> Task material
****************************************

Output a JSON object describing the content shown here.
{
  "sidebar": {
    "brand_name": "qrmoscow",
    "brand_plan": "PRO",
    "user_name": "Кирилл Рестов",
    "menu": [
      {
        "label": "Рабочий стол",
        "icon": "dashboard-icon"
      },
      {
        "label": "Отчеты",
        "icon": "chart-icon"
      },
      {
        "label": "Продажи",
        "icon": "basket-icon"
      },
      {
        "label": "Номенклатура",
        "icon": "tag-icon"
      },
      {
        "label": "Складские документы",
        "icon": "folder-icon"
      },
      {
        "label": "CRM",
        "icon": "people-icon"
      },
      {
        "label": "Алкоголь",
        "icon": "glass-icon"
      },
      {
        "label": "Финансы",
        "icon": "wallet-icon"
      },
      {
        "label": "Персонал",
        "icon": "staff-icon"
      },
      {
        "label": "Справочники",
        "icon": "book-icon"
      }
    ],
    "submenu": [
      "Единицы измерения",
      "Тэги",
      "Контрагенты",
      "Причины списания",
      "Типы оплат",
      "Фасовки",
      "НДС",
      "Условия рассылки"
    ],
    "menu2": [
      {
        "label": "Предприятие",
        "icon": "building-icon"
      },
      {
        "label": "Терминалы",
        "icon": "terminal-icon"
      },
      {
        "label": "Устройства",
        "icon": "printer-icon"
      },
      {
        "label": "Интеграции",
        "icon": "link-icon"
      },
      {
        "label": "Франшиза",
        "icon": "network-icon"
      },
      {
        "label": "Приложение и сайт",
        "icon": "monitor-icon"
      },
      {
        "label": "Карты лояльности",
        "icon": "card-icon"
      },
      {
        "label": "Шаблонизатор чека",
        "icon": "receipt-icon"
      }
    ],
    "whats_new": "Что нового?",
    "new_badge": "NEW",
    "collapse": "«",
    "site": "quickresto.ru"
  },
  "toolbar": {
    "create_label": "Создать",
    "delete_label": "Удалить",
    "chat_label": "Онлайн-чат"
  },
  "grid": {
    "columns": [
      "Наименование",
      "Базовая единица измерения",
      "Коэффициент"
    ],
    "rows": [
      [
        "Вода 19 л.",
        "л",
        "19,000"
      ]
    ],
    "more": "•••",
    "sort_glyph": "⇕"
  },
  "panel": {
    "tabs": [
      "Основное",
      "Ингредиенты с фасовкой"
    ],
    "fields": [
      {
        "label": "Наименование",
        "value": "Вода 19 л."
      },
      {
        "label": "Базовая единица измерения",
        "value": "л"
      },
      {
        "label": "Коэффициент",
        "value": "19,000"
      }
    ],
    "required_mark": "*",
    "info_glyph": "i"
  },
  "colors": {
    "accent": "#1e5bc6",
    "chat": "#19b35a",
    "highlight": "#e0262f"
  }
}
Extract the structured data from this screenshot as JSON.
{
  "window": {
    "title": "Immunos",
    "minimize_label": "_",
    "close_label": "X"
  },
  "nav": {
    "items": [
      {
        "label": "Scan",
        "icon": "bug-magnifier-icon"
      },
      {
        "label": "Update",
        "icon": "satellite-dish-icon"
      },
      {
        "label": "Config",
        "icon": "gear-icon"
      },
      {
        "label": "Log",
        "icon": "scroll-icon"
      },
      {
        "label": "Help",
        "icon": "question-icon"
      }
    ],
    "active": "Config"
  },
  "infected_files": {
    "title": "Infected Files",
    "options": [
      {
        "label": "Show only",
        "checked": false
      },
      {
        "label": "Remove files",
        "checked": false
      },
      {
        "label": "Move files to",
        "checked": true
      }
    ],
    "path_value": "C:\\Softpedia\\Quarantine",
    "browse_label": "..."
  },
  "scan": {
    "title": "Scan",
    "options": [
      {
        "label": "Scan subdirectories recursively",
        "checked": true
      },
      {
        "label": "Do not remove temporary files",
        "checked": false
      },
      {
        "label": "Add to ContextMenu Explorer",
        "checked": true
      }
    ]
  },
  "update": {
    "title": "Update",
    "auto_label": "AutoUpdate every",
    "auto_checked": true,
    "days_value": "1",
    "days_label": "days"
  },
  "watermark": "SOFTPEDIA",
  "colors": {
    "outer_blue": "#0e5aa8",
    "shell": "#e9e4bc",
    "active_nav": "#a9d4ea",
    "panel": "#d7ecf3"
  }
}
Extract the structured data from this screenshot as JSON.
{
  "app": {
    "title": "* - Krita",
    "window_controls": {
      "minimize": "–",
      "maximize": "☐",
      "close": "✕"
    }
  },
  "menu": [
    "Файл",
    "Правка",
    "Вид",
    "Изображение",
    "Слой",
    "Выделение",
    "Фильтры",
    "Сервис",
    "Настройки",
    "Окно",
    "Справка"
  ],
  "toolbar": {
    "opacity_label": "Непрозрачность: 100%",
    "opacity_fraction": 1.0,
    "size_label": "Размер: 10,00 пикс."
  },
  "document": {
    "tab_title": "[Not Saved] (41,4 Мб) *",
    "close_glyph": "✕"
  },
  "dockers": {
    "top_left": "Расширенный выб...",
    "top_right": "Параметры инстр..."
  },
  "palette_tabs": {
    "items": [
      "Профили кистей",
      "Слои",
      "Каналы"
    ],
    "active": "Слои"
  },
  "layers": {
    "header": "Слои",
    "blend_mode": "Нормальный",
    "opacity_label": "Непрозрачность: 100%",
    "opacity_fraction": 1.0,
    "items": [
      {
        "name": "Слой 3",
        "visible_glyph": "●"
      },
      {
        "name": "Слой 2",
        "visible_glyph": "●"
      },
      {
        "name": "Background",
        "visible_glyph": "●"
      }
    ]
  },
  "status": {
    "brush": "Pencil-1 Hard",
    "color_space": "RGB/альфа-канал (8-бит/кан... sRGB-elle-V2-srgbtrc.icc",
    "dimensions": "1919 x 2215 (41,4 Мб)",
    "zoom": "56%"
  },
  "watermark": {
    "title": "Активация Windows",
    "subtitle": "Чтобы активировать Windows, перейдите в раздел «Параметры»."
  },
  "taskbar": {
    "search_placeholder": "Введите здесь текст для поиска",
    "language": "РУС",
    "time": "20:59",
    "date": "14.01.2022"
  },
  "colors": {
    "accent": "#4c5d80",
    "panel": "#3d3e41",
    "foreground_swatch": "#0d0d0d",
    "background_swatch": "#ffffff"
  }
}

****************************************

> The task
Output all of the data above without any alteration.

> Finished answer
Output a JSON object describing the content shown here.
{
  "sidebar": {
    "brand_name": "qrmoscow",
    "brand_plan": "PRO",
    "user_name": "Кирилл Рестов",
    "menu": [
      {
        "label": "Рабочий стол",
        "icon": "dashboard-icon"
      },
      {
        "label": "Отчеты",
        "icon": "chart-icon"
      },
      {
        "label": "Продажи",
        "icon": "basket-icon"
      },
      {
        "label": "Номенклатура",
        "icon": "tag-icon"
      },
      {
        "label": "Складские документы",
        "icon": "folder-icon"
      },
      {
        "label": "CRM",
        "icon": "people-icon"
      },
      {
        "label": "Алкоголь",
        "icon": "glass-icon"
      },
      {
        "label": "Финансы",
        "icon": "wallet-icon"
      },
      {
        "label": "Персонал",
        "icon": "staff-icon"
      },
      {
        "label": "Справочники",
        "icon": "book-icon"
      }
    ],
    "submenu": [
      "Единицы измерения",
      "Тэги",
      "Контрагенты",
      "Причины списания",
      "Типы оплат",
      "Фасовки",
      "НДС",
      "Условия рассылки"
    ],
    "menu2": [
      {
        "label": "Предприятие",
        "icon": "building-icon"
      },
      {
        "label": "Терминалы",
        "icon": "terminal-icon"
      },
      {
        "label": "Устройства",
        "icon": "printer-icon"
      },
      {
        "label": "Интеграции",
        "icon": "link-icon"
      },
      {
        "label": "Франшиза",
        "icon": "network-icon"
      },
      {
        "label": "Приложение и сайт",
        "icon": "monitor-icon"
      },
      {
        "label": "Карты лояльности",
        "icon": "card-icon"
      },
      {
        "label": "Шаблонизатор чека",
        "icon": "receipt-icon"
      }
    ],
    "whats_new": "Что нового?",
    "new_badge": "NEW",
    "collapse": "«",
    "site": "quickresto.ru"
  },
  "toolbar": {
    "create_label": "Создать",
    "delete_label": "Удалить",
    "chat_label": "Онлайн-чат"
  },
  "grid": {
    "columns": [
      "Наименование",
      "Базовая единица измерения",
      "Коэффициент"
    ],
    "rows": [
      [
        "Вода 19 л.",
        "л",
        "19,000"
      ]
    ],
    "more": "•••",
    "sort_glyph": "⇕"
  },
  "panel": {
    "tabs": [
      "Основное",
      "Ингредиенты с фасовкой"
    ],
    "fields": [
      {
        "label": "Наименование",
        "value": "Вода 19 л."
      },
      {
        "label": "Базовая единица измерения",
        "value": "л"
      },
      {
        "label": "Коэффициент",
        "value": "19,000"
      }
    ],
    "required_mark": "*",
    "info_glyph": "i"
  },
  "colors": {
    "accent": "#1e5bc6",
    "chat": "#19b35a",
    "highlight": "#e0262f"
  }
}
Extract the structured data from this screenshot as JSON.
{
  "window": {
    "title": "Immunos",
    "minimize_label": "_",
    "close_label": "X"
  },
  "nav": {
    "items": [
      {
        "label": "Scan",
        "icon": "bug-magnifier-icon"
      },
      {
        "label": "Update",
        "icon": "satellite-dish-icon"
      },
      {
        "label": "Config",
        "icon": "gear-icon"
      },
      {
        "label": "Log",
        "icon": "scroll-icon"
      },
      {
        "label": "Help",
        "icon": "question-icon"
      }
    ],
    "active": "Config"
  },
  "infected_files": {
    "title": "Infected Files",
    "options": [
      {
        "label": "Show only",
        "checked": false
      },
      {
        "label": "Remove files",
        "checked": false
      },
      {
        "label": "Move files to",
        "checked": true
      }
    ],
    "path_value": "C:\\Softpedia\\Quarantine",
    "browse_label": "..."
  },
  "scan": {
    "title": "Scan",
    "options": [
      {
        "label": "Scan subdirectories recursively",
        "checked": true
      },
      {
        "label": "Do not remove temporary files",
        "checked": false
      },
      {
        "label": "Add to ContextMenu Explorer",
        "checked": true
      }
    ]
  },
  "update": {
    "title": "Update",
    "auto_label": "AutoUpdate every",
    "auto_checked": true,
    "days_value": "1",
    "days_label": "days"
  },
  "watermark": "SOFTPEDIA",
  "colors": {
    "outer_blue": "#0e5aa8",
    "shell": "#e9e4bc",
    "active_nav": "#a9d4ea",
    "panel": "#d7ecf3"
  }
}
Extract the structured data from this screenshot as JSON.
{
  "app": {
    "title": "* - Krita",
    "window_controls": {
      "minimize": "–",
      "maximize": "☐",
      "close": "✕"
    }
  },
  "menu": [
    "Файл",
    "Правка",
    "Вид",
    "Изображение",
    "Слой",
    "Выделение",
    "Фильтры",
    "Сервис",
    "Настройки",
    "Окно",
    "Справка"
  ],
  "toolbar": {
    "opacity_label": "Непрозрачность: 100%",
    "opacity_fraction": 1.0,
    "size_label": "Размер: 10,00 пикс."
  },
  "document": {
    "tab_title": "[Not Saved] (41,4 Мб) *",
    "close_glyph": "✕"
  },
  "dockers": {
    "top_left": "Расширенный выб...",
    "top_right": "Параметры инстр..."
  },
  "palette_tabs": {
    "items": [
      "Профили кистей",
      "Слои",
      "Каналы"
    ],
    "active": "Слои"
  },
  "layers": {
    "header": "Слои",
    "blend_mode": "Нормальный",
    "opacity_label": "Непрозрачность: 100%",
    "opacity_fraction": 1.0,
    "items": [
      {
        "name": "Слой 3",
        "visible_glyph": "●"
      },
      {
        "name": "Слой 2",
        "visible_glyph": "●"
      },
      {
        "name": "Background",
        "visible_glyph": "●"
      }
    ]
  },
  "status": {
    "brush": "Pencil-1 Hard",
    "color_space": "RGB/альфа-канал (8-бит/кан... sRGB-elle-V2-srgbtrc.icc",
    "dimensions": "1919 x 2215 (41,4 Мб)",
    "zoom": "56%"
  },
  "watermark": {
    "title": "Активация Windows",
    "subtitle": "Чтобы активировать Windows, перейдите в раздел «Параметры»."
  },
  "taskbar": {
    "search_placeholder": "Введите здесь текст для поиска",
    "language": "РУС",
    "time": "20:59",
    "date": "14.01.2022"
  },
  "colors": {
    "accent": "#4c5d80",
    "panel": "#3d3e41",
    "foreground_swatch": "#0d0d0d",
    "background_swatch": "#ffffff"
  }
}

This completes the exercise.